Dataset content
-------
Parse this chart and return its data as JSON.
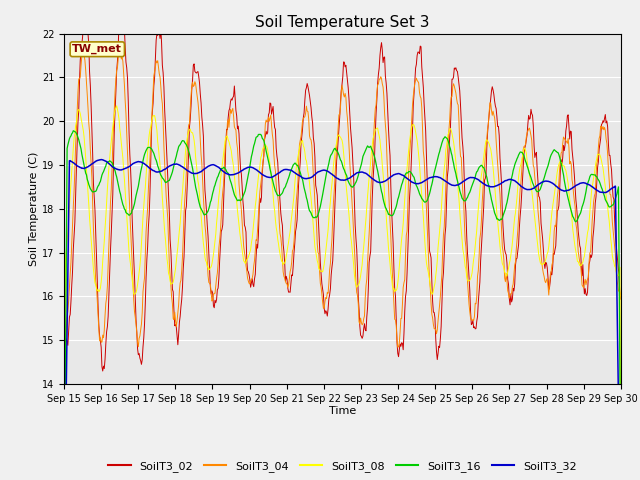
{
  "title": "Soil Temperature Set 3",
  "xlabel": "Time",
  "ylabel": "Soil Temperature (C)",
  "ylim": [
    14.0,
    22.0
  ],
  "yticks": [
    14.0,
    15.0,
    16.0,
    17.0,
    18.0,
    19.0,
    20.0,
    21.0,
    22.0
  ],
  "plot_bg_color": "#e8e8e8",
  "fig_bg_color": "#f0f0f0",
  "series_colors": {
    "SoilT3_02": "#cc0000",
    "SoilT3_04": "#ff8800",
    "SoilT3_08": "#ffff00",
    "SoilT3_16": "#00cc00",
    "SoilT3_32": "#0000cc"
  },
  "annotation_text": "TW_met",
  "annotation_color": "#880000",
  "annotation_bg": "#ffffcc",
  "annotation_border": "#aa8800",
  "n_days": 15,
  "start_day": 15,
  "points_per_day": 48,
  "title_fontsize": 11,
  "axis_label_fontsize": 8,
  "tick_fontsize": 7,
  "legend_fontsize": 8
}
-------
Copy the material above exactly and drop the pictures.

Task answer
Parse this chart and return its data as JSON.
{
  "title": "Soil Temperature Set 3",
  "xlabel": "Time",
  "ylabel": "Soil Temperature (C)",
  "ylim": [
    14.0,
    22.0
  ],
  "yticks": [
    14.0,
    15.0,
    16.0,
    17.0,
    18.0,
    19.0,
    20.0,
    21.0,
    22.0
  ],
  "plot_bg_color": "#e8e8e8",
  "fig_bg_color": "#f0f0f0",
  "series_colors": {
    "SoilT3_02": "#cc0000",
    "SoilT3_04": "#ff8800",
    "SoilT3_08": "#ffff00",
    "SoilT3_16": "#00cc00",
    "SoilT3_32": "#0000cc"
  },
  "annotation_text": "TW_met",
  "annotation_color": "#880000",
  "annotation_bg": "#ffffcc",
  "annotation_border": "#aa8800",
  "n_days": 15,
  "start_day": 15,
  "points_per_day": 48,
  "title_fontsize": 11,
  "axis_label_fontsize": 8,
  "tick_fontsize": 7,
  "legend_fontsize": 8
}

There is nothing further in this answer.